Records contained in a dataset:
- - - - - - -

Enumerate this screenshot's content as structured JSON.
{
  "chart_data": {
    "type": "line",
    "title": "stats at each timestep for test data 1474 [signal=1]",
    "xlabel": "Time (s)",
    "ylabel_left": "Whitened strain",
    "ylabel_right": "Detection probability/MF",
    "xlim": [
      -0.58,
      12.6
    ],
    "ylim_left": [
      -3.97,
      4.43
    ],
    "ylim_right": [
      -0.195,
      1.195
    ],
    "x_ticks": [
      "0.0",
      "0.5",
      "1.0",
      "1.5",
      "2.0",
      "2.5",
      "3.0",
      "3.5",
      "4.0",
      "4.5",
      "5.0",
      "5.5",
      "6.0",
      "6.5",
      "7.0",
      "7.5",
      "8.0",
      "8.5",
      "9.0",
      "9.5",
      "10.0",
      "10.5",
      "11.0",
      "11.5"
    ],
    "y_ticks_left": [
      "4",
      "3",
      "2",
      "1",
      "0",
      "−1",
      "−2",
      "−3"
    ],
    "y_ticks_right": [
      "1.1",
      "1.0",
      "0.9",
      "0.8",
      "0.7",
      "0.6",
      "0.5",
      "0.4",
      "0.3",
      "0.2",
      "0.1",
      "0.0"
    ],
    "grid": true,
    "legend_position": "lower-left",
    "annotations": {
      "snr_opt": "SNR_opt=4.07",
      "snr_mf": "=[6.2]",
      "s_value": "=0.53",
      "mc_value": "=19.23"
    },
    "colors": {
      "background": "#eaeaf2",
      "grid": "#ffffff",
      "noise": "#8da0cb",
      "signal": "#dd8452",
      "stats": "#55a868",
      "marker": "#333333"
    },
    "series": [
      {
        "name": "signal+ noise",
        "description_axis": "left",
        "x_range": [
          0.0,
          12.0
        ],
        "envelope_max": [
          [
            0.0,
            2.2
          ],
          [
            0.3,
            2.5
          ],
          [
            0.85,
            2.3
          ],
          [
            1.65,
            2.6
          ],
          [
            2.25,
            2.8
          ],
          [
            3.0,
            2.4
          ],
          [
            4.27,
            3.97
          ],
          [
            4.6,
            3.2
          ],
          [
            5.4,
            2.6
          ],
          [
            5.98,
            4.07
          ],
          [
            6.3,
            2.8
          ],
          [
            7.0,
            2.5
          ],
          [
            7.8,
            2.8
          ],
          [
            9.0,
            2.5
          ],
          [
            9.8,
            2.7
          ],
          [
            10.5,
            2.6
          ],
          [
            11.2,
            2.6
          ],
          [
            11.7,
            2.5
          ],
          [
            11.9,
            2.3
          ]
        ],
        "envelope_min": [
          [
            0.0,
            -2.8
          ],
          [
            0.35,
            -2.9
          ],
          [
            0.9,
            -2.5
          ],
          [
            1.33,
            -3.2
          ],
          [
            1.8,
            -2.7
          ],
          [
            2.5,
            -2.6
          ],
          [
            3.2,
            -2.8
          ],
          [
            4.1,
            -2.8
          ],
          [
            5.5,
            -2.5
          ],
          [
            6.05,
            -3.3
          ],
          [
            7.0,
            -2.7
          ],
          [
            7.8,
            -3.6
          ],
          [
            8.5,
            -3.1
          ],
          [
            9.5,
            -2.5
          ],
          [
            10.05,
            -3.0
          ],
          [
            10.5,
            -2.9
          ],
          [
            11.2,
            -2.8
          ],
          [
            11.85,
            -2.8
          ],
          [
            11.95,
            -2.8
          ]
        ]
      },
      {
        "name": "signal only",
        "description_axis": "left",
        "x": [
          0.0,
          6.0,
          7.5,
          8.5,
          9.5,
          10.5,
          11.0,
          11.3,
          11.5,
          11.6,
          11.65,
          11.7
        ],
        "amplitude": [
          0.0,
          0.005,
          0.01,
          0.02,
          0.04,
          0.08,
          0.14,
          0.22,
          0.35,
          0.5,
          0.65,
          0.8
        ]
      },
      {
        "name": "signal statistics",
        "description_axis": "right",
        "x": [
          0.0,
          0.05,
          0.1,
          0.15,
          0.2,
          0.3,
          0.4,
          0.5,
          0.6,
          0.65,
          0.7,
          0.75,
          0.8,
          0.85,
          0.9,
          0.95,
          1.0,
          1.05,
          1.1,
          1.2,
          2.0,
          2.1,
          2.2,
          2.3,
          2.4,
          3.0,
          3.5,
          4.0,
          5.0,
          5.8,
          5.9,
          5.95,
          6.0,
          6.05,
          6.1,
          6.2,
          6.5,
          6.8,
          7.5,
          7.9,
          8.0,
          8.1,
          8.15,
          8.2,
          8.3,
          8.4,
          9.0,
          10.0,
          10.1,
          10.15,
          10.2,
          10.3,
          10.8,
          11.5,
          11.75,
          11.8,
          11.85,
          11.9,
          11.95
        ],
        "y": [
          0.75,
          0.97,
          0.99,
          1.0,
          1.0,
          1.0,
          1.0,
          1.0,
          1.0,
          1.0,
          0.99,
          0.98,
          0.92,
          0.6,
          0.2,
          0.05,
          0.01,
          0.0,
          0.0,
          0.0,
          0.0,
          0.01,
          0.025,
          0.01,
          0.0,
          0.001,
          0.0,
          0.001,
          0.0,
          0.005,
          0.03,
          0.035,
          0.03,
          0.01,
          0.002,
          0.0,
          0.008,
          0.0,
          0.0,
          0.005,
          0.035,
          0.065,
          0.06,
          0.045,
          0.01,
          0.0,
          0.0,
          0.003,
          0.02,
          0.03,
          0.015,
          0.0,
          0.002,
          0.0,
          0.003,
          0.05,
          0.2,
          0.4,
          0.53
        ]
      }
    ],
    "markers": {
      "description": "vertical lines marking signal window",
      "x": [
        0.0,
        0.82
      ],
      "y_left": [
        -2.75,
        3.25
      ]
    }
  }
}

- - - - - - -

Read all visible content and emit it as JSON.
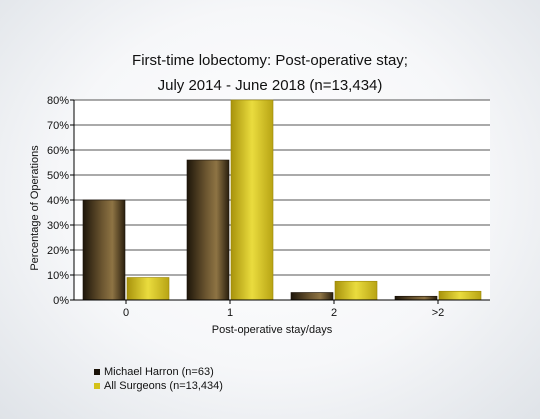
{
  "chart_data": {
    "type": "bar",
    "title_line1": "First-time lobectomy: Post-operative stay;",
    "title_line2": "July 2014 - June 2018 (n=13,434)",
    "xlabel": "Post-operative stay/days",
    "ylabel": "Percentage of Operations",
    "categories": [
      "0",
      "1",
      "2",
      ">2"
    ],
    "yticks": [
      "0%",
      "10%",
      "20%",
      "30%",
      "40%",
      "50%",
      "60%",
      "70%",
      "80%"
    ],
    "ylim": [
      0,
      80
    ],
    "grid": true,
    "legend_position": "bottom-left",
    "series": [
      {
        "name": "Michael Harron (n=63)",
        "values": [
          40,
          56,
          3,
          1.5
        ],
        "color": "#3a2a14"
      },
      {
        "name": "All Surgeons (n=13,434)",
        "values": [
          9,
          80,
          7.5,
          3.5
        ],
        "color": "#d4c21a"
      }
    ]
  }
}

- - - - - - -

**The problem:** Gather each line holding the string "name".

**Answer to the problem:**
        "name": "signal+ noise",
        "name": "signal only",
        "name": "signal statistics",
        "name": "Michael Harron (n=63)",
        "name": "All Surgeons (n=13,434)",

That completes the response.